◆ Task details ◆
From the listing below, extract every line in which the word "Салтыкова" appears.

____ Records supplied

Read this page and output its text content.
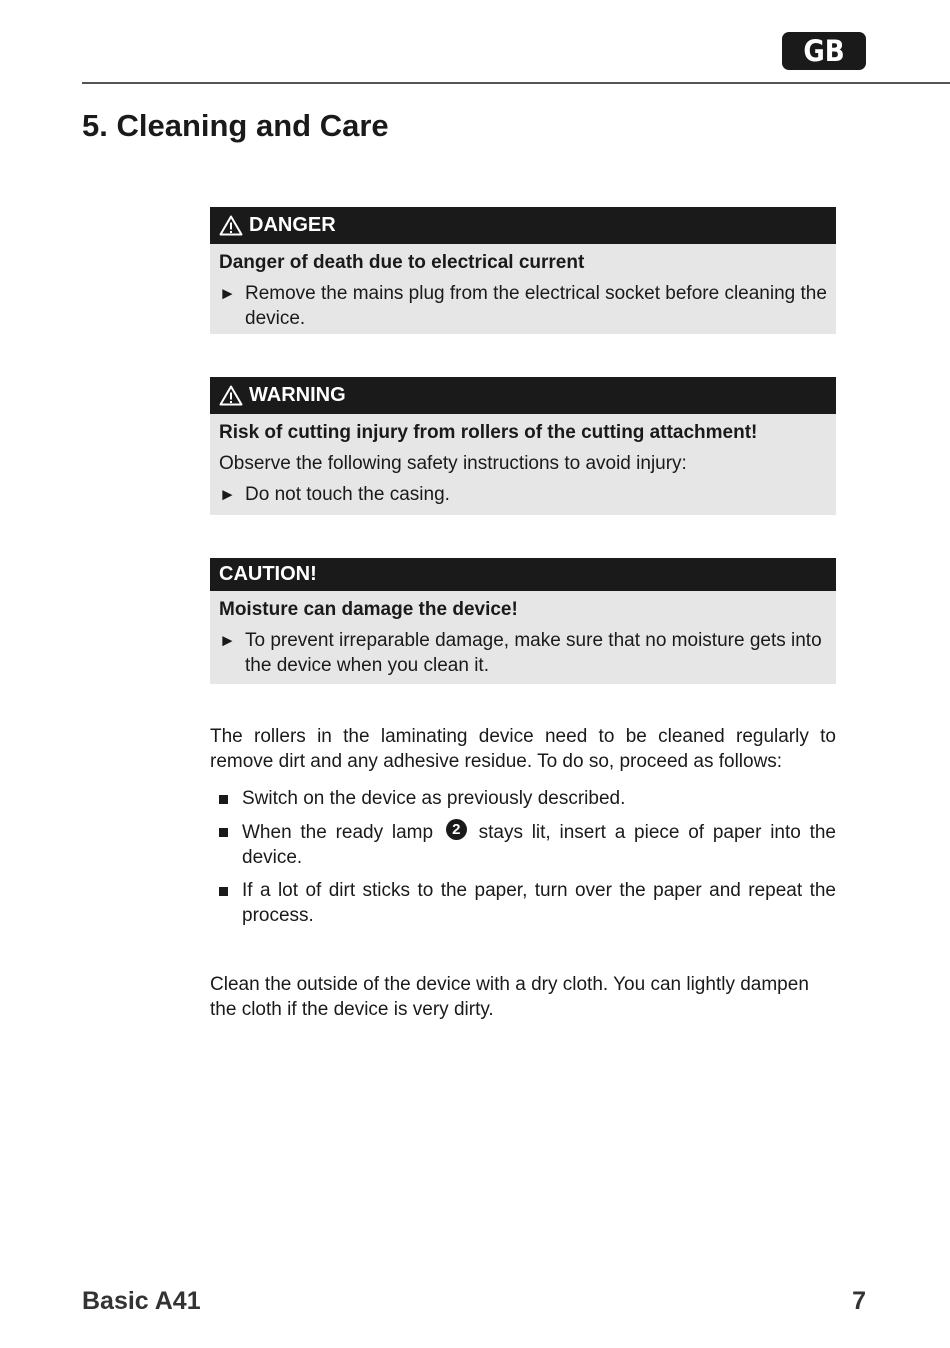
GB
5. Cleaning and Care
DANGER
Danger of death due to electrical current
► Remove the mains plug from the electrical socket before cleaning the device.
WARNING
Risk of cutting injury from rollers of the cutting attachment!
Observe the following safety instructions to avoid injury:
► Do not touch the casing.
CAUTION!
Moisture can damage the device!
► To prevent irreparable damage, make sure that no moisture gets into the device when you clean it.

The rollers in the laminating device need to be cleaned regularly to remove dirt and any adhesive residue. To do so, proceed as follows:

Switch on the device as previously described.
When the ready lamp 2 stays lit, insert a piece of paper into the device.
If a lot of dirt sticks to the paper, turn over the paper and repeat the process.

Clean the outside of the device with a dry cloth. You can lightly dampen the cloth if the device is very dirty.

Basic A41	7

________
____ Records supplied

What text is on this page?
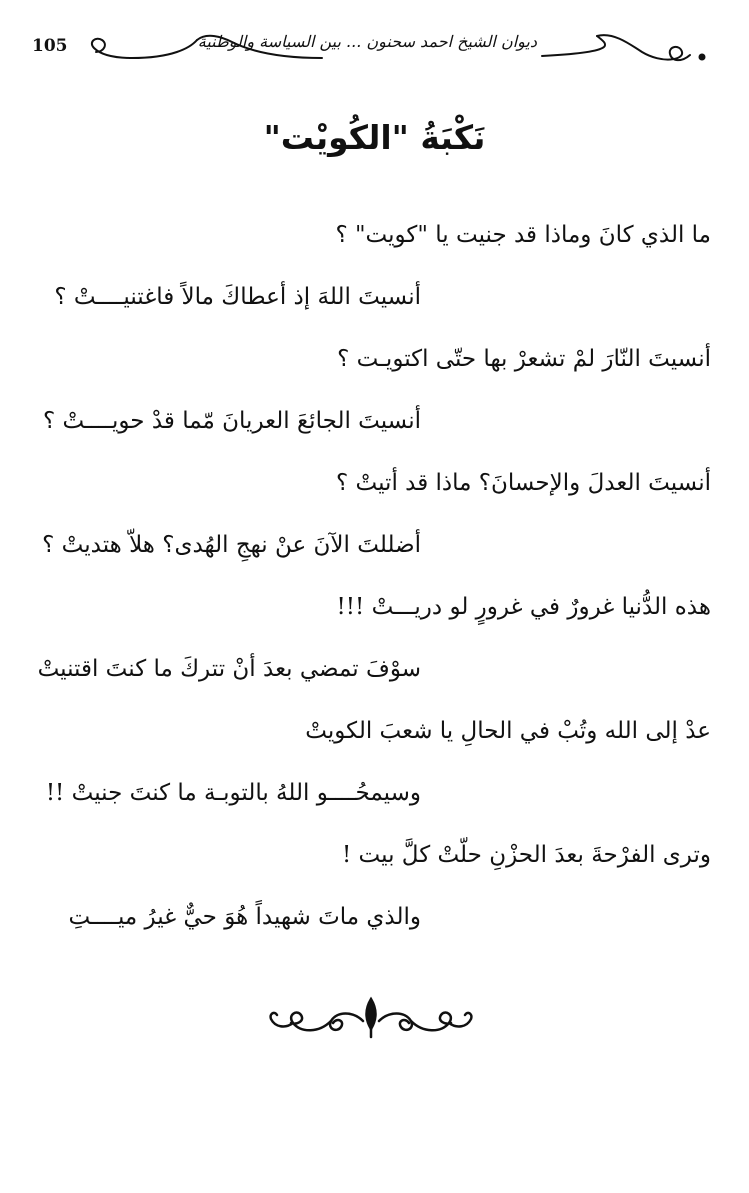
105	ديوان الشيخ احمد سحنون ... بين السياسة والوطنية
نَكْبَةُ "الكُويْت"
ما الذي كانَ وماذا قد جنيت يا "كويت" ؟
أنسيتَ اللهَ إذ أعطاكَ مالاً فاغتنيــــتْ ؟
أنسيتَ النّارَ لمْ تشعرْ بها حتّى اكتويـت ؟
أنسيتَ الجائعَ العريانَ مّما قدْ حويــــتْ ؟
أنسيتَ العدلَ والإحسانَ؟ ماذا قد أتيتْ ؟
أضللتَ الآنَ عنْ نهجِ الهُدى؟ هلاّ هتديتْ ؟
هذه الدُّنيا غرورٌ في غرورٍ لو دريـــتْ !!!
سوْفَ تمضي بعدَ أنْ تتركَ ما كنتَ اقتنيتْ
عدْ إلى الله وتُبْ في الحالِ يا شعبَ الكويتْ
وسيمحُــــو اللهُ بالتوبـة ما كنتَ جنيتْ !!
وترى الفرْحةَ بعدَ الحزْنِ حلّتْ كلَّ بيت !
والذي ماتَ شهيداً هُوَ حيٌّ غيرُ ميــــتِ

________
____ Records supplied

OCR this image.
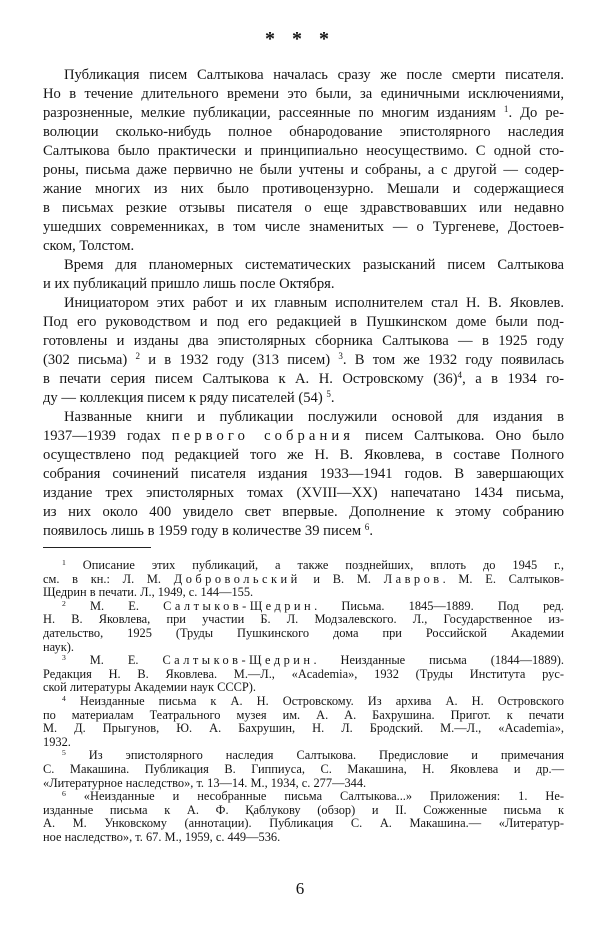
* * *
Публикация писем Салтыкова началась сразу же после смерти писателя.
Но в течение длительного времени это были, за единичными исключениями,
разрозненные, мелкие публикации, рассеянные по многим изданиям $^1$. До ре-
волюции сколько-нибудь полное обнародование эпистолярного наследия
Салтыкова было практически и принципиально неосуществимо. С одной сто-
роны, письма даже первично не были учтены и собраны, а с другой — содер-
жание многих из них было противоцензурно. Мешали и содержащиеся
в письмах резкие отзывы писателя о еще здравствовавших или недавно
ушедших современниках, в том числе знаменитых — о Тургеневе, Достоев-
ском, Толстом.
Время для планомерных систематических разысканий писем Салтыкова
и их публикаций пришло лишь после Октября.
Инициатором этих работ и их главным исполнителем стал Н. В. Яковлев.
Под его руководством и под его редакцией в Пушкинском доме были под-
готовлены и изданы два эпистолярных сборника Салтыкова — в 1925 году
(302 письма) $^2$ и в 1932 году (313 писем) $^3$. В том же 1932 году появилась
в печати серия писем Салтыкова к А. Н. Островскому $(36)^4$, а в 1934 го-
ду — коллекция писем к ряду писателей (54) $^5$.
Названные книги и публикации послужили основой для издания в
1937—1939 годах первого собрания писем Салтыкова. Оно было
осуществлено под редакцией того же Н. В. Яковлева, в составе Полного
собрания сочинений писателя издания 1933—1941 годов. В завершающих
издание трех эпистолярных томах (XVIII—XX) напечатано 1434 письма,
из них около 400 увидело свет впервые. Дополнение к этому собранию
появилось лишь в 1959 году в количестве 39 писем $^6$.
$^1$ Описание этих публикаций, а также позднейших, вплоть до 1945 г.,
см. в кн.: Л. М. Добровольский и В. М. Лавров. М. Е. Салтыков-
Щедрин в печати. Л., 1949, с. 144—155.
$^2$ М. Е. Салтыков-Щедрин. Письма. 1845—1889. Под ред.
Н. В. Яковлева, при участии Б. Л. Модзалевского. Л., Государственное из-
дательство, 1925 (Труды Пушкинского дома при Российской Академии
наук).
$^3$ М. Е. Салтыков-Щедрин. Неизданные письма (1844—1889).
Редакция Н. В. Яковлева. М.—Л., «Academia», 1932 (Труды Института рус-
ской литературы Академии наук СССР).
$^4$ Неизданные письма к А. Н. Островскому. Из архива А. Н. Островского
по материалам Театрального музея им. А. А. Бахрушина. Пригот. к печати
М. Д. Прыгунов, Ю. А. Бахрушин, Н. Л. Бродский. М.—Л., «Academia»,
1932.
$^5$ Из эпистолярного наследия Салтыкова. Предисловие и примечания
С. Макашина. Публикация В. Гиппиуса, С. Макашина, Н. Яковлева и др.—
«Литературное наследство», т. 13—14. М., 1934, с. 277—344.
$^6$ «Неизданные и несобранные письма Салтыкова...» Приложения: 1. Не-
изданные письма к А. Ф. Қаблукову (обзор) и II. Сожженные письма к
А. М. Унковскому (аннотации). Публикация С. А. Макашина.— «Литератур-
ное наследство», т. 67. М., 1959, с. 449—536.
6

________

◆ Right answer ◆
Публикация писем Салтыкова началась сразу же после смерти писателя.
Салтыкова было практически и принципиально неосуществимо. С одной сто-
Время для планомерных систематических разысканий писем Салтыкова
готовлены и изданы два эпистолярных сборника Салтыкова — в 1925 году
в печати серия писем Салтыкова к А. Н. Островскому $(36)^4$, а в 1934 го-
1937—1939 годах первого собрания писем Салтыкова. Оно было
$^5$ Из эпистолярного наследия Салтыкова. Предисловие и примечания
$^6$ «Неизданные и несобранные письма Салтыкова...» Приложения: 1. Не-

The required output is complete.